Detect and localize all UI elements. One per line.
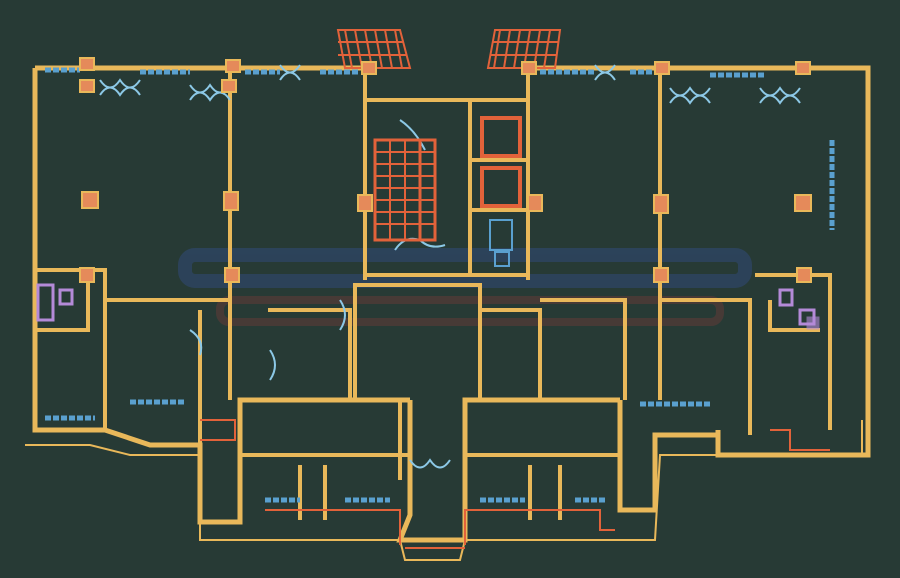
balconies bbox=[336, 29, 562, 69]
railings bbox=[200, 419, 830, 549]
columns bbox=[79, 57, 812, 283]
bathroom-fixtures bbox=[36, 283, 820, 330]
door-swings bbox=[99, 64, 801, 469]
stair-flight bbox=[418, 138, 437, 242]
windows bbox=[45, 67, 835, 503]
service-shafts bbox=[489, 219, 513, 267]
interior-walls bbox=[35, 68, 832, 520]
elevator-shaft bbox=[480, 116, 522, 158]
outer-contour bbox=[25, 420, 863, 561]
watermark bbox=[178, 248, 752, 326]
elevator-shaft bbox=[480, 166, 522, 208]
stair-core bbox=[373, 116, 522, 242]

· · · ·

* _REQUIREMENT_: Copy the lines word for word, from the line with "balconies bbox=[336, 29, 562, 69]" through the last line of the records.

* _RESPONSE BELOW_:
balconies bbox=[336, 29, 562, 69]
railings bbox=[200, 419, 830, 549]
columns bbox=[79, 57, 812, 283]
bathroom-fixtures bbox=[36, 283, 820, 330]
door-swings bbox=[99, 64, 801, 469]
stair-flight bbox=[418, 138, 437, 242]
windows bbox=[45, 67, 835, 503]
service-shafts bbox=[489, 219, 513, 267]
interior-walls bbox=[35, 68, 832, 520]
elevator-shaft bbox=[480, 116, 522, 158]
outer-contour bbox=[25, 420, 863, 561]
watermark bbox=[178, 248, 752, 326]
elevator-shaft bbox=[480, 166, 522, 208]
stair-core bbox=[373, 116, 522, 242]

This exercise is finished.